-- Excerpted records start --

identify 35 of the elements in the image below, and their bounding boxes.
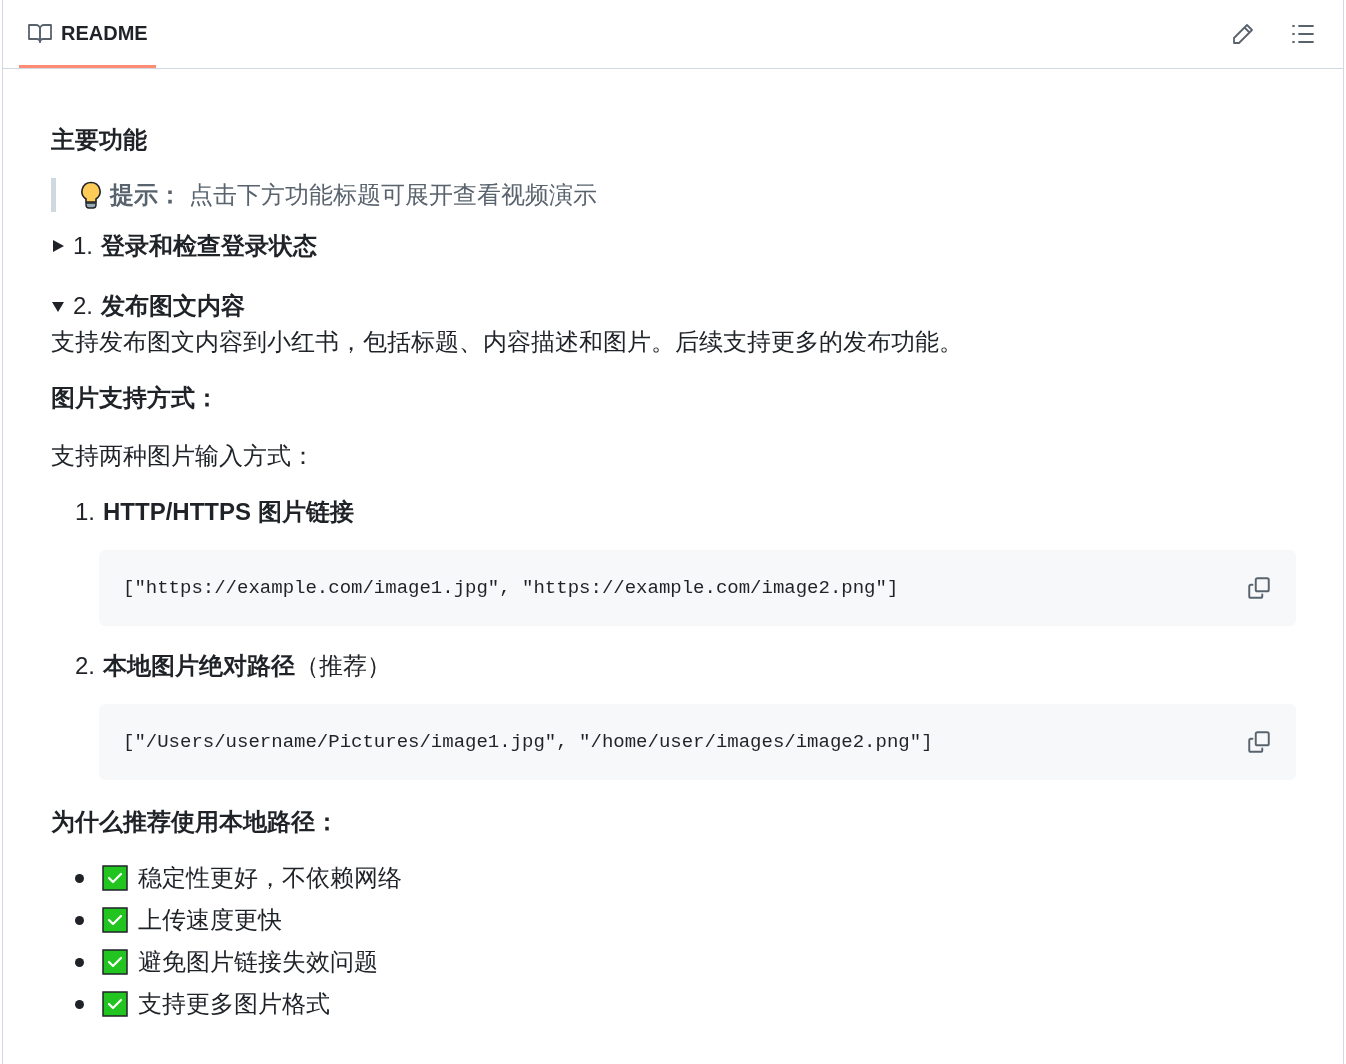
section-heading: 图片支持方式： [51,383,220,413]
code-text: ["https://example.com/image1.jpg", "https://example.com/image2.png"] [123,575,899,601]
summary-number: 1. [73,231,93,261]
intro-text: 支持两种图片输入方式： [51,441,316,471]
list-icon[interactable] [1291,23,1315,45]
summary-title: 发布图文内容 [101,291,245,321]
reason-text: 上传速度更快 [138,905,282,935]
reason-text: 避免图片链接失效问题 [138,947,378,977]
book-icon [27,21,53,44]
copy-icon[interactable] [1246,575,1272,601]
list-item-text: 本地图片绝对路径（推荐） [103,651,391,681]
summary-number: 2. [73,291,93,321]
section-heading: 主要功能 [51,125,148,155]
reason-text: 支持更多图片格式 [138,989,330,1019]
caret-down-icon[interactable] [51,299,65,313]
lightbulb-icon [80,181,102,209]
bullet-icon [75,957,84,967]
tip-text: 提示： 点击下方功能标题可展开查看视频演示 [110,180,597,210]
list-number: 1. [75,497,95,527]
list-number: 2. [75,651,95,681]
bullet-icon [75,873,84,883]
readme-tab[interactable]: README [19,0,156,68]
pencil-icon[interactable] [1231,22,1255,46]
code-text: ["/Users/username/Pictures/image1.jpg", "/home/user/images/image2.png"] [123,729,933,755]
reason-text: 稳定性更好，不依赖网络 [138,863,402,893]
collapsible-summary[interactable]: 2. 发布图文内容 [51,290,1296,322]
section-heading: 为什么推荐使用本地路径： [51,807,340,837]
copy-icon[interactable] [1246,729,1272,755]
summary-title: 登录和检查登录状态 [101,231,317,261]
description-text: 支持发布图文内容到小红书，包括标题、内容描述和图片。后续支持更多的发布功能。 [51,327,964,357]
list-item-text: HTTP/HTTPS 图片链接 [103,497,354,527]
bullet-icon [75,999,84,1009]
caret-right-icon[interactable] [51,239,65,253]
collapsible-summary[interactable]: 1. 登录和检查登录状态 [51,230,1296,262]
bullet-icon [75,915,84,925]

-- Excerpted records end --

### Set exercise
Report each line in the items above that contains the string "number".

### Answer to this problem
summary-number: 1. [73,231,93,261]
summary-number: 2. [73,291,93,321]
list-number: 1. [75,497,95,527]
list-number: 2. [75,651,95,681]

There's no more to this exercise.